### Stored data

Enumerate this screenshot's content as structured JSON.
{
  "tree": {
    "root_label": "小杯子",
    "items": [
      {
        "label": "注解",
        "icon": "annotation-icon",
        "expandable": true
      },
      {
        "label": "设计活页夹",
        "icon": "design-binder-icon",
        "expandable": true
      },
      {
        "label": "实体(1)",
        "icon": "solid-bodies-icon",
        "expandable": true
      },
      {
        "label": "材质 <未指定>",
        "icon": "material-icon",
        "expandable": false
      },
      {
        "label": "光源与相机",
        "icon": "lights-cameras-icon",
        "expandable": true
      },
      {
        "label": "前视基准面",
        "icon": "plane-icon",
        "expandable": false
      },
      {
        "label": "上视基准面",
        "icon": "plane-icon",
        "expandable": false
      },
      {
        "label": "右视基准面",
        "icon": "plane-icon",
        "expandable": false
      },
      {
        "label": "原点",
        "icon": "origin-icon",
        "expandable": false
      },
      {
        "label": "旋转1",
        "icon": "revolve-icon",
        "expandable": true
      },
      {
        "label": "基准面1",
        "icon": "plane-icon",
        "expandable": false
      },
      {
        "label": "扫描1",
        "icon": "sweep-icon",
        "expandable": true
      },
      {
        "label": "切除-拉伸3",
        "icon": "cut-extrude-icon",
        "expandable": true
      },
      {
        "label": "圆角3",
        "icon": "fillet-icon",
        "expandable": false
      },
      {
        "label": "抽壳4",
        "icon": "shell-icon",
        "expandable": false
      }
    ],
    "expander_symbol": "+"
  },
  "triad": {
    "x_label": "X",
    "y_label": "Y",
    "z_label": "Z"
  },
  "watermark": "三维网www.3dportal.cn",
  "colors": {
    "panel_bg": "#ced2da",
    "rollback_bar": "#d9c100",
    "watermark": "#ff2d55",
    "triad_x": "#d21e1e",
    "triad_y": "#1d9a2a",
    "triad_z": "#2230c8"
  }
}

### What is required
Output the records exactly, including every line.

### Solved exercise
Enumerate this screenshot's content as structured JSON.
{
  "tree": {
    "root_label": "小杯子",
    "items": [
      {
        "label": "注解",
        "icon": "annotation-icon",
        "expandable": true
      },
      {
        "label": "设计活页夹",
        "icon": "design-binder-icon",
        "expandable": true
      },
      {
        "label": "实体(1)",
        "icon": "solid-bodies-icon",
        "expandable": true
      },
      {
        "label": "材质 <未指定>",
        "icon": "material-icon",
        "expandable": false
      },
      {
        "label": "光源与相机",
        "icon": "lights-cameras-icon",
        "expandable": true
      },
      {
        "label": "前视基准面",
        "icon": "plane-icon",
        "expandable": false
      },
      {
        "label": "上视基准面",
        "icon": "plane-icon",
        "expandable": false
      },
      {
        "label": "右视基准面",
        "icon": "plane-icon",
        "expandable": false
      },
      {
        "label": "原点",
        "icon": "origin-icon",
        "expandable": false
      },
      {
        "label": "旋转1",
        "icon": "revolve-icon",
        "expandable": true
      },
      {
        "label": "基准面1",
        "icon": "plane-icon",
        "expandable": false
      },
      {
        "label": "扫描1",
        "icon": "sweep-icon",
        "expandable": true
      },
      {
        "label": "切除-拉伸3",
        "icon": "cut-extrude-icon",
        "expandable": true
      },
      {
        "label": "圆角3",
        "icon": "fillet-icon",
        "expandable": false
      },
      {
        "label": "抽壳4",
        "icon": "shell-icon",
        "expandable": false
      }
    ],
    "expander_symbol": "+"
  },
  "triad": {
    "x_label": "X",
    "y_label": "Y",
    "z_label": "Z"
  },
  "watermark": "三维网www.3dportal.cn",
  "colors": {
    "panel_bg": "#ced2da",
    "rollback_bar": "#d9c100",
    "watermark": "#ff2d55",
    "triad_x": "#d21e1e",
    "triad_y": "#1d9a2a",
    "triad_z": "#2230c8"
  }
}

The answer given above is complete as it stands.